++++ Task input
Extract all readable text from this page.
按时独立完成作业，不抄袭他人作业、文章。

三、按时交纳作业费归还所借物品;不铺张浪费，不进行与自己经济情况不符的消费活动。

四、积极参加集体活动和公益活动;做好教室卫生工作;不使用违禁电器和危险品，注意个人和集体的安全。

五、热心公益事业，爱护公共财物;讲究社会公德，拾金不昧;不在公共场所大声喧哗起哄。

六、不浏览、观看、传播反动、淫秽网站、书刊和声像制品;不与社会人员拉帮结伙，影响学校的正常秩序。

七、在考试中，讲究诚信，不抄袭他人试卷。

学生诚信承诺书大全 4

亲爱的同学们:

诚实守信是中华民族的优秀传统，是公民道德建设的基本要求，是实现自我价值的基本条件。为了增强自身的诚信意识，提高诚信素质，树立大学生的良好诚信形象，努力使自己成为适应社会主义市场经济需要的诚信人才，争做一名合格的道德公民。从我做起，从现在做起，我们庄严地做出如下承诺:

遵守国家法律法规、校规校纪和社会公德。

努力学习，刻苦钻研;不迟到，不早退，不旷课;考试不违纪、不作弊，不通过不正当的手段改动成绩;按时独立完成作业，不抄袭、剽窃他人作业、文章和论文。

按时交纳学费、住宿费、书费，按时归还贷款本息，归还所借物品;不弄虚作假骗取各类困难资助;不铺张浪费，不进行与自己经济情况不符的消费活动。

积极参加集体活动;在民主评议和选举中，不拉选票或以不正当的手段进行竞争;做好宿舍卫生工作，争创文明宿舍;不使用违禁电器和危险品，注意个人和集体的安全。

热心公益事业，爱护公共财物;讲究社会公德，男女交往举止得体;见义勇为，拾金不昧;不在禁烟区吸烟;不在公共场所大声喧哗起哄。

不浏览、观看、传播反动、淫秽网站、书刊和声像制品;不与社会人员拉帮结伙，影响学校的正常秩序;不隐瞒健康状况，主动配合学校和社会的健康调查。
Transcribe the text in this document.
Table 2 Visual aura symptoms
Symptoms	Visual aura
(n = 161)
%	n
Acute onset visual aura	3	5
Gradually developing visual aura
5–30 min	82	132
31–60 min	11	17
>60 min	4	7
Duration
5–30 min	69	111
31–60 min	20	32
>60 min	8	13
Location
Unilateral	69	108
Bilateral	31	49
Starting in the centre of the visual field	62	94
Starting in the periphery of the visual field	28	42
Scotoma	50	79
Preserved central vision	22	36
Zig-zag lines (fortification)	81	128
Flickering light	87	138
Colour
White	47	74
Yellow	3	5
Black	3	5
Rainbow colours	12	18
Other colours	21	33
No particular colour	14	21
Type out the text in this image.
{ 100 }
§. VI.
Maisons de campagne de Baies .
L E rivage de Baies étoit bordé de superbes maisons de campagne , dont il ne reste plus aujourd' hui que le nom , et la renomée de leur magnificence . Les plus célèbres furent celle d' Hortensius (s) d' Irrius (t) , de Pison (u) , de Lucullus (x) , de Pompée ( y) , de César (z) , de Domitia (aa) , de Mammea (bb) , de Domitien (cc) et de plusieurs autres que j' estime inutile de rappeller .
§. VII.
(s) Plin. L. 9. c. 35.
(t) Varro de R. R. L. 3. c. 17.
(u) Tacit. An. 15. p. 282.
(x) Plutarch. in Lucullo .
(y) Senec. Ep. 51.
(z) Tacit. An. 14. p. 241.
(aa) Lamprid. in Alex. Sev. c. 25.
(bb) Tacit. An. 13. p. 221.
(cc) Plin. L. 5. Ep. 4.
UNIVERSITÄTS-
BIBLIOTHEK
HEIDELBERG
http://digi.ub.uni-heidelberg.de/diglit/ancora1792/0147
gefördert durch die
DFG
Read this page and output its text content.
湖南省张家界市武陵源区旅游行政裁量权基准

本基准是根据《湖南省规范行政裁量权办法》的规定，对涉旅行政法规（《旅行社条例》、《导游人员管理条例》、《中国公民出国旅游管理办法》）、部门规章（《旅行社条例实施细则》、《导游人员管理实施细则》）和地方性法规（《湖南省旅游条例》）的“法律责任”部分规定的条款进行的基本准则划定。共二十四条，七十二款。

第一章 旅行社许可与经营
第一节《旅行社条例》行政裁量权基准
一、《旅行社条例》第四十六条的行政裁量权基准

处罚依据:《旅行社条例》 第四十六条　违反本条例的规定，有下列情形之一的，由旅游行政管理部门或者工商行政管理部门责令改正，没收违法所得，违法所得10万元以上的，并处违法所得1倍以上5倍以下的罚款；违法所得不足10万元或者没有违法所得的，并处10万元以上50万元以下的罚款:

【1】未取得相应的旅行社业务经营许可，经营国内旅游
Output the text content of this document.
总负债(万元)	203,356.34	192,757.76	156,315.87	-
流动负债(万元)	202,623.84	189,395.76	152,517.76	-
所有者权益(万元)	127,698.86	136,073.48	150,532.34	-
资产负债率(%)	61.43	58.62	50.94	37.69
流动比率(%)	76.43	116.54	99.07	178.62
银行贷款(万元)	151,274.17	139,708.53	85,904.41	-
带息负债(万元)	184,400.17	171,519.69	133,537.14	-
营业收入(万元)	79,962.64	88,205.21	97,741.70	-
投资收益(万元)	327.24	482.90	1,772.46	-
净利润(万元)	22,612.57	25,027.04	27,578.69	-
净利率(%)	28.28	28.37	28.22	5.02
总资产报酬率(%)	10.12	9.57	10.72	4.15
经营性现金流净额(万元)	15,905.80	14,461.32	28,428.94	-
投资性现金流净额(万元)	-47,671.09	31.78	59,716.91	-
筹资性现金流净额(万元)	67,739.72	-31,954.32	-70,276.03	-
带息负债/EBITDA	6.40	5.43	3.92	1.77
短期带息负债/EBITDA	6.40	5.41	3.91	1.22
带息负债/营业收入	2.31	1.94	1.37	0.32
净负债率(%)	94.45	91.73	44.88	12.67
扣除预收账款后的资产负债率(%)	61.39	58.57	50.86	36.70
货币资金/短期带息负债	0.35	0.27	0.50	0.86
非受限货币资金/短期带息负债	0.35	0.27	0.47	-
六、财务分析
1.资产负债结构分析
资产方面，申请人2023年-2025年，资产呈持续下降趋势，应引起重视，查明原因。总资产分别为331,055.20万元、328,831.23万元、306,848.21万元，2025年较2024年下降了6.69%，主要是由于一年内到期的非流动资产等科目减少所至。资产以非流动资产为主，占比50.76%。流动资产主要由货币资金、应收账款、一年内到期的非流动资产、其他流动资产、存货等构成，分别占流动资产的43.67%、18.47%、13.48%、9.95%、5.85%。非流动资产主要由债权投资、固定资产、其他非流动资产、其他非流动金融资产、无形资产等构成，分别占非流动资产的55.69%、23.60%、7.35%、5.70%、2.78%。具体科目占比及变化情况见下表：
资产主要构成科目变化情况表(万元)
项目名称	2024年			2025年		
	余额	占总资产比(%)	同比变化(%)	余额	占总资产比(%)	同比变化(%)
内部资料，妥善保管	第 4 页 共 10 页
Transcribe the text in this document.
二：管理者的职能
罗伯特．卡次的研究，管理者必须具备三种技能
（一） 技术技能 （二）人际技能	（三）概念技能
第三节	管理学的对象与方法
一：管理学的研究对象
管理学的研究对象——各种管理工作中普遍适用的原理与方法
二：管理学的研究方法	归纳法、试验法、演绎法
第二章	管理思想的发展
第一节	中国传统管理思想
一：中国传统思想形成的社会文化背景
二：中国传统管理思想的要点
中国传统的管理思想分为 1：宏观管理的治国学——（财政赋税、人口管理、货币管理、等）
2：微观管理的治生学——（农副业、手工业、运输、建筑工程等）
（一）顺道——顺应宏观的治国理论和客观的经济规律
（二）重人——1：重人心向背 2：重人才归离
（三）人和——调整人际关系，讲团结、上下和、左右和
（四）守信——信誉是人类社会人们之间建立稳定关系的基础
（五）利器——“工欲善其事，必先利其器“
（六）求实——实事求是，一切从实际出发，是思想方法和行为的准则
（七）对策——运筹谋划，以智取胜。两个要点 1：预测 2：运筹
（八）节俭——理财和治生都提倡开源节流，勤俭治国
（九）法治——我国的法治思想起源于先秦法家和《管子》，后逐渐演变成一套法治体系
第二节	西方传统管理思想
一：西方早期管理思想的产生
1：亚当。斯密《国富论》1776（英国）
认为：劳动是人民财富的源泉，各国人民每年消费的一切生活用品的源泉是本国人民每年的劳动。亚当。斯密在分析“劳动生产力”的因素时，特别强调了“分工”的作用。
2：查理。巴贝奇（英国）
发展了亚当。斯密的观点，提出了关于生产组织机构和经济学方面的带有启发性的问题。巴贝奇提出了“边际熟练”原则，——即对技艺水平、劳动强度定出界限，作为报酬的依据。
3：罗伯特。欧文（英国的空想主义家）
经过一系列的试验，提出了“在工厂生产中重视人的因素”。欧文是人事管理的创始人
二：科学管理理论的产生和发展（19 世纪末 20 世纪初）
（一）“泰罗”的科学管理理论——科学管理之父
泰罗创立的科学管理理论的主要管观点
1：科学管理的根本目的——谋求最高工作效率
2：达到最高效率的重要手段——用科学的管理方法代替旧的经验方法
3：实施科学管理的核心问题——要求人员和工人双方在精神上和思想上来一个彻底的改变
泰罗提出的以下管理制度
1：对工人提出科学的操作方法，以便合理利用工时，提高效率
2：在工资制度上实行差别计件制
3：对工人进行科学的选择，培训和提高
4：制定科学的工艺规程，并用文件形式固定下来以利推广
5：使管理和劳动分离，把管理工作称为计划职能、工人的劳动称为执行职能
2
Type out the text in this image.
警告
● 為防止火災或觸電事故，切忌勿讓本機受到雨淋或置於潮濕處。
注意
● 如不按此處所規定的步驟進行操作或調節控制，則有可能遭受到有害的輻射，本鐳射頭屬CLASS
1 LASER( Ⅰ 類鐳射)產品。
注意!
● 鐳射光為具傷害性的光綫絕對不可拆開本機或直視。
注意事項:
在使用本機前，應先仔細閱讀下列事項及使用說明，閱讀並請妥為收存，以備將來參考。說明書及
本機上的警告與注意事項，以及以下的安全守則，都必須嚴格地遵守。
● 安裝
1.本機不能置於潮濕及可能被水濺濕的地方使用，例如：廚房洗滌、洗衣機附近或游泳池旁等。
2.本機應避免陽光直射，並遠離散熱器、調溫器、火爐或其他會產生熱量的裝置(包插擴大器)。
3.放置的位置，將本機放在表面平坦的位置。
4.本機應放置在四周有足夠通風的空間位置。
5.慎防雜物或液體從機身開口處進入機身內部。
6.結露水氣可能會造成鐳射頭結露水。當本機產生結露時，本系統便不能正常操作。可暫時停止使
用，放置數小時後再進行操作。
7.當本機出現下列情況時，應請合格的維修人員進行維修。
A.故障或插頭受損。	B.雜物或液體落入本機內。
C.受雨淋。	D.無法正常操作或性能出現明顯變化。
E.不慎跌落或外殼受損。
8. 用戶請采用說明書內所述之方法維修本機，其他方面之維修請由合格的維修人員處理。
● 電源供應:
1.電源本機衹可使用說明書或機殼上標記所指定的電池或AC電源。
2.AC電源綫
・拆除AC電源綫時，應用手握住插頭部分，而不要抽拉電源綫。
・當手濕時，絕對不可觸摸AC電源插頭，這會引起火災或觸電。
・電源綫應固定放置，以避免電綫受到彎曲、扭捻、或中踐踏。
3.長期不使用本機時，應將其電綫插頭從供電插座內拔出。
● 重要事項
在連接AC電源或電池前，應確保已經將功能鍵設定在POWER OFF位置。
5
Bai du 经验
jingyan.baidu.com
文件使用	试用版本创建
++++++++
◆ Your goal:
Read through the lines above and collect those that contain the string "content".

◆ Written response:
Read this page and output its text content.
Output the text content of this document.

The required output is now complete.